===== MATERIAL PROVIDED

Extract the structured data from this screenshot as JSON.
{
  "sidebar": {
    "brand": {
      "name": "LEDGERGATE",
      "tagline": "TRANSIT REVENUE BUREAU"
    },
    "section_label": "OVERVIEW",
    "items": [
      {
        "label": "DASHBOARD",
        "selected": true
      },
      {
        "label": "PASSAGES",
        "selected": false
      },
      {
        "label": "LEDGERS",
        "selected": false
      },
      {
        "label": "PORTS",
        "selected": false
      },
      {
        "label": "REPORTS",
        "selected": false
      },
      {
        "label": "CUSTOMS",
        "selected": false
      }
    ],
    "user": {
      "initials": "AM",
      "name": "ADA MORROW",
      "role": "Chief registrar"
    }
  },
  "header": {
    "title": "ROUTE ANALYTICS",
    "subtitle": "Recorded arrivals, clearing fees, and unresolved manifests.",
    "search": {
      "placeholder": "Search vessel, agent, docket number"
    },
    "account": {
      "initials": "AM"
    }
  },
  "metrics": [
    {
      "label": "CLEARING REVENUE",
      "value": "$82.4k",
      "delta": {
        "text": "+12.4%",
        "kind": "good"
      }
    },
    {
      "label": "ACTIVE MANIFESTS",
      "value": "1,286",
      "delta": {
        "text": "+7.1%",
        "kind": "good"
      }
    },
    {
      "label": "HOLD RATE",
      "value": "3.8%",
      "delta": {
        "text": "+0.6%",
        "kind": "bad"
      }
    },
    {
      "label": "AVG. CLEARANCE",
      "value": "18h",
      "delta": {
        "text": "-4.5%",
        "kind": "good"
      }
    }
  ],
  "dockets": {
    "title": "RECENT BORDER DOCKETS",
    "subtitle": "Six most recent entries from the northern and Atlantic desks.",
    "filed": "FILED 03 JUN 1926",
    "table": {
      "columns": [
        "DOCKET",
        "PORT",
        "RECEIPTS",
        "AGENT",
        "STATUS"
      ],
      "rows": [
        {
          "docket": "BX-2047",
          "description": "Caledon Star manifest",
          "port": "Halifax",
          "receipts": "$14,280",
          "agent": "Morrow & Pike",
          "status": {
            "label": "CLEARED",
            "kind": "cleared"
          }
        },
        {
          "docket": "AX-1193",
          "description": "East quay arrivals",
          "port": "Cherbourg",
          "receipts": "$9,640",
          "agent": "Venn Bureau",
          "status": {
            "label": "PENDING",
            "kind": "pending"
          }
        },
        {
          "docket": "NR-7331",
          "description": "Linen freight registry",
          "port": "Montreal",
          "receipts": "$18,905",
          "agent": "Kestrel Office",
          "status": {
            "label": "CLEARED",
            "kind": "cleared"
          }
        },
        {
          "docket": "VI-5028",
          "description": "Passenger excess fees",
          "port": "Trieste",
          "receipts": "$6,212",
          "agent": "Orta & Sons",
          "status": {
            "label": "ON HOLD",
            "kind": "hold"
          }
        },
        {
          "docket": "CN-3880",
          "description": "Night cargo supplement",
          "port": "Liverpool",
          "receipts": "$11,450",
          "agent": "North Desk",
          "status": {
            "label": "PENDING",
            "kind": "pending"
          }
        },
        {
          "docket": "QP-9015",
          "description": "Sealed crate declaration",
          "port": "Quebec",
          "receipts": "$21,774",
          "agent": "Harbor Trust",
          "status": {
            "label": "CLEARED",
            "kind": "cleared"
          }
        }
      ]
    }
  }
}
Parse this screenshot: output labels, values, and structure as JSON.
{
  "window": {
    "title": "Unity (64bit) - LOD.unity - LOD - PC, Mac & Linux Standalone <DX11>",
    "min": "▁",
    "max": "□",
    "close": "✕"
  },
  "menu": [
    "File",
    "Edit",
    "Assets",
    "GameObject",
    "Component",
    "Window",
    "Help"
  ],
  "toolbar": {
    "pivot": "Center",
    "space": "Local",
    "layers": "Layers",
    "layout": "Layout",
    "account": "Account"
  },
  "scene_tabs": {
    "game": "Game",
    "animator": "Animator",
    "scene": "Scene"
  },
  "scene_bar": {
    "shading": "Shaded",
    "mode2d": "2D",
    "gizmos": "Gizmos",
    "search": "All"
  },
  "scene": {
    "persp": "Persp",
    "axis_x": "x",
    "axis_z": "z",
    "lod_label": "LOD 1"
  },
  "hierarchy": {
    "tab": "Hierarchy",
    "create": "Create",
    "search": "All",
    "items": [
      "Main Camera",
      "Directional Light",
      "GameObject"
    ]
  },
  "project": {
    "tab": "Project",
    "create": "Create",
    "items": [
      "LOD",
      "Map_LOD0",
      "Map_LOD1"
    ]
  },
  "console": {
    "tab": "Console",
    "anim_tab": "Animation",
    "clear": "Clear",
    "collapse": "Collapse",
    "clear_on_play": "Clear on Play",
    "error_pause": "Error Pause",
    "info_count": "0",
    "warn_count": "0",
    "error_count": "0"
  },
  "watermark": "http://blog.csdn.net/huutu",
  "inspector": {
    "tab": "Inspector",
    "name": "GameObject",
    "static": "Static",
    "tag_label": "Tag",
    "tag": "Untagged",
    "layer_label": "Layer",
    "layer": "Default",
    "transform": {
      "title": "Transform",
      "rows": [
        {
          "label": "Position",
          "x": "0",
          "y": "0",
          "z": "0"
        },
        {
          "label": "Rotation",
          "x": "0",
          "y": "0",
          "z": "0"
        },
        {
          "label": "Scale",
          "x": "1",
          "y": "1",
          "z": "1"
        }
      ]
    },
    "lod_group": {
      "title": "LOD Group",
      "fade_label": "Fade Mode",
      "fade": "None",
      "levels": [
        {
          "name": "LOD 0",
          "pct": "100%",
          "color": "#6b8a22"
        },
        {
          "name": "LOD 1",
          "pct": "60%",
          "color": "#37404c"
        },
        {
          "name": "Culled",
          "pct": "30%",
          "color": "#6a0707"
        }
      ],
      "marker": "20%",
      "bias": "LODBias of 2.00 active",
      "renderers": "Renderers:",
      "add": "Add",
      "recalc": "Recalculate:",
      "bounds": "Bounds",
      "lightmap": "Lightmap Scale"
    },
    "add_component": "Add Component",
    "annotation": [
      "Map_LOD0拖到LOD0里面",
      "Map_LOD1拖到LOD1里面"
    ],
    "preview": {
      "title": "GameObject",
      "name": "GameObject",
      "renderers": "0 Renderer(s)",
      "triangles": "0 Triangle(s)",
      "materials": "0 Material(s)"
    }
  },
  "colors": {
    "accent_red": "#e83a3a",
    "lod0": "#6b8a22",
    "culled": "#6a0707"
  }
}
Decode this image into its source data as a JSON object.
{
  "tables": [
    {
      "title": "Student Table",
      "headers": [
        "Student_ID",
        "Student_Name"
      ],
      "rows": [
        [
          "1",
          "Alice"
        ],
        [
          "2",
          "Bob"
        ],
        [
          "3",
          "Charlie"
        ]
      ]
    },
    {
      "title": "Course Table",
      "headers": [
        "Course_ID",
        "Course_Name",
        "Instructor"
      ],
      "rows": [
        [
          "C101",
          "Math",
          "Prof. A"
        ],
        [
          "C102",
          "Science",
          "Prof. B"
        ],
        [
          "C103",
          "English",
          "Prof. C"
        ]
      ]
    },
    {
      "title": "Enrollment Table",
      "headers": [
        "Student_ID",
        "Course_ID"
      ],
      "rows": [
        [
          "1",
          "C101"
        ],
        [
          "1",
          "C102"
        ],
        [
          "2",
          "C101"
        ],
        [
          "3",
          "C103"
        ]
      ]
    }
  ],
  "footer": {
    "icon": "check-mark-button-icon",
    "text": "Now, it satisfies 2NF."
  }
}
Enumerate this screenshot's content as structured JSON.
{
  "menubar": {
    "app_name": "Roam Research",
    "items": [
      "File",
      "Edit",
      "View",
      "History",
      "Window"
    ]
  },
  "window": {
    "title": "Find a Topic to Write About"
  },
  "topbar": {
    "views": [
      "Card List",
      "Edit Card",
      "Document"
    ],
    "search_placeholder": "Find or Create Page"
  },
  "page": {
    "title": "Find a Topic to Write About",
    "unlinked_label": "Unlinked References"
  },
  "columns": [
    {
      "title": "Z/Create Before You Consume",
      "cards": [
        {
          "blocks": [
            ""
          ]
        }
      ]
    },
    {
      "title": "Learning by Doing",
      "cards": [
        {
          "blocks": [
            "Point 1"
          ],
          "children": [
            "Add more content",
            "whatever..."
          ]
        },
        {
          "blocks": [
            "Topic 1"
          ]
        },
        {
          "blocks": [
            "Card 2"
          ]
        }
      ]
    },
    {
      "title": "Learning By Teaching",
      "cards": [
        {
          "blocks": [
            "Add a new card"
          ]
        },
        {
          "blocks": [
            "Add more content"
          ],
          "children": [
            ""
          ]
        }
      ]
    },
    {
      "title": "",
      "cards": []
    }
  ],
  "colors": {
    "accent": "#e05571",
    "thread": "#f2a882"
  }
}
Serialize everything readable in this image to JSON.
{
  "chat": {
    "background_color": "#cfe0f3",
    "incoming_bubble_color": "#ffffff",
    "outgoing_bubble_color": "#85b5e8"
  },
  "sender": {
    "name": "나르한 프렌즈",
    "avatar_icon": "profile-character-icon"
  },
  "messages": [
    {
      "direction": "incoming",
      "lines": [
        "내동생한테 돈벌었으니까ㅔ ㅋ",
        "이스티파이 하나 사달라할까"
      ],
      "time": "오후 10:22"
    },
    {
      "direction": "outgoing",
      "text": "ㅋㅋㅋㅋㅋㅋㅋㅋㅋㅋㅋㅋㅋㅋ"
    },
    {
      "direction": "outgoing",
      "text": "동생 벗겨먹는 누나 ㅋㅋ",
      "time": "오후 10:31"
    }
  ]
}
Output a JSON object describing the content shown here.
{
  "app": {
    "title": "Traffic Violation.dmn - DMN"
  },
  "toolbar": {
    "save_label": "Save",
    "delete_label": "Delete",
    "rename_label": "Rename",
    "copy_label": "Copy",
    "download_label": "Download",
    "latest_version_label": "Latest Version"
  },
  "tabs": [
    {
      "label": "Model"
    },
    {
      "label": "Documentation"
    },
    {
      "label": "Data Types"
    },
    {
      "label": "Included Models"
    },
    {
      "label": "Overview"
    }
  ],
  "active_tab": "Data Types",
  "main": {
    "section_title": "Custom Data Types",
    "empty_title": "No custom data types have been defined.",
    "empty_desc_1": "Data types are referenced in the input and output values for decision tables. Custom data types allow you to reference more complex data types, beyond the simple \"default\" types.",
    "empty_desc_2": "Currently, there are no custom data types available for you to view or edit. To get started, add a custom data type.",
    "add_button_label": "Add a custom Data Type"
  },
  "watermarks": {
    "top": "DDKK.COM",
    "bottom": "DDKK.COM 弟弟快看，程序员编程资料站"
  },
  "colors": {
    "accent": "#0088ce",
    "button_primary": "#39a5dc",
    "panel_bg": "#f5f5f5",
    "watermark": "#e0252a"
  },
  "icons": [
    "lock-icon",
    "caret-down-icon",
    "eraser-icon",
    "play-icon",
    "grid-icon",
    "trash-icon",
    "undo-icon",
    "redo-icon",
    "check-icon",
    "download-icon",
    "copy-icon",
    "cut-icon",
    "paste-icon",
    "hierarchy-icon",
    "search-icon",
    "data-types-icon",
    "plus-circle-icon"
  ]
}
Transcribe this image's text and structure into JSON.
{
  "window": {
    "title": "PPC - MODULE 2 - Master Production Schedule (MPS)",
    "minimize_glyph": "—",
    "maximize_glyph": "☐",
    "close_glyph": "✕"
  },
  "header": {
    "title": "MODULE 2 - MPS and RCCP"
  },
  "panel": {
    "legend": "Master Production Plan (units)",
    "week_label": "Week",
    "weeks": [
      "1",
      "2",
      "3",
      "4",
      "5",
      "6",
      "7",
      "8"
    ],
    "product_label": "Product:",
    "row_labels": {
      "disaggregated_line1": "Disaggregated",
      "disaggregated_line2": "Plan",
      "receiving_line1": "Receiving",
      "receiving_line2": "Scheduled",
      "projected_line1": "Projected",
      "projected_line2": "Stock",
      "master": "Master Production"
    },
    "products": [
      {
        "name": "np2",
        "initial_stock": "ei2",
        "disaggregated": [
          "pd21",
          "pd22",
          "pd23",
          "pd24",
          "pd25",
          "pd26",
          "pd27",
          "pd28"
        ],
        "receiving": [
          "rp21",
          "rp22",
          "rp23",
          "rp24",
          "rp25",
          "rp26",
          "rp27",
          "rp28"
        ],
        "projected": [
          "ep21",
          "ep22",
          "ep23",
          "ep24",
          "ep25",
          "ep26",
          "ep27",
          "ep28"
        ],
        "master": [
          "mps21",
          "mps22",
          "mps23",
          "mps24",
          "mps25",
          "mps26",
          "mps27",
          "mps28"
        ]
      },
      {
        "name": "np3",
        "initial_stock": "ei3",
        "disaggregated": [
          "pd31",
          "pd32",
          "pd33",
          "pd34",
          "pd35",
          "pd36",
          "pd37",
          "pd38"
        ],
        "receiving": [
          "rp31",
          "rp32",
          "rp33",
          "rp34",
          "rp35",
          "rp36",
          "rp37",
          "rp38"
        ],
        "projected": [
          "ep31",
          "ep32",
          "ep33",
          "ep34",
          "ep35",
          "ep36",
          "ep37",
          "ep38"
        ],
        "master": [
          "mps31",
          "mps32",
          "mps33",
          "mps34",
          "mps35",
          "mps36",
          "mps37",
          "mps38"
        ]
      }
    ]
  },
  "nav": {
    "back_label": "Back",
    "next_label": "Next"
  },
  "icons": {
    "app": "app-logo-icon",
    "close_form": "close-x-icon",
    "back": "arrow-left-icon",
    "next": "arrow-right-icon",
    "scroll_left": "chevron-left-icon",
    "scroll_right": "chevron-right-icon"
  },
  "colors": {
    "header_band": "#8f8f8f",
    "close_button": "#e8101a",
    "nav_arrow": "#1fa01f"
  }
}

==========

§ PROMPT: Search the data above for the word "Learning", then gather each line in which it appears.

§ RESPONSE TO THIS EXERCISE:
      "title": "Learning by Doing",
      "title": "Learning By Teaching",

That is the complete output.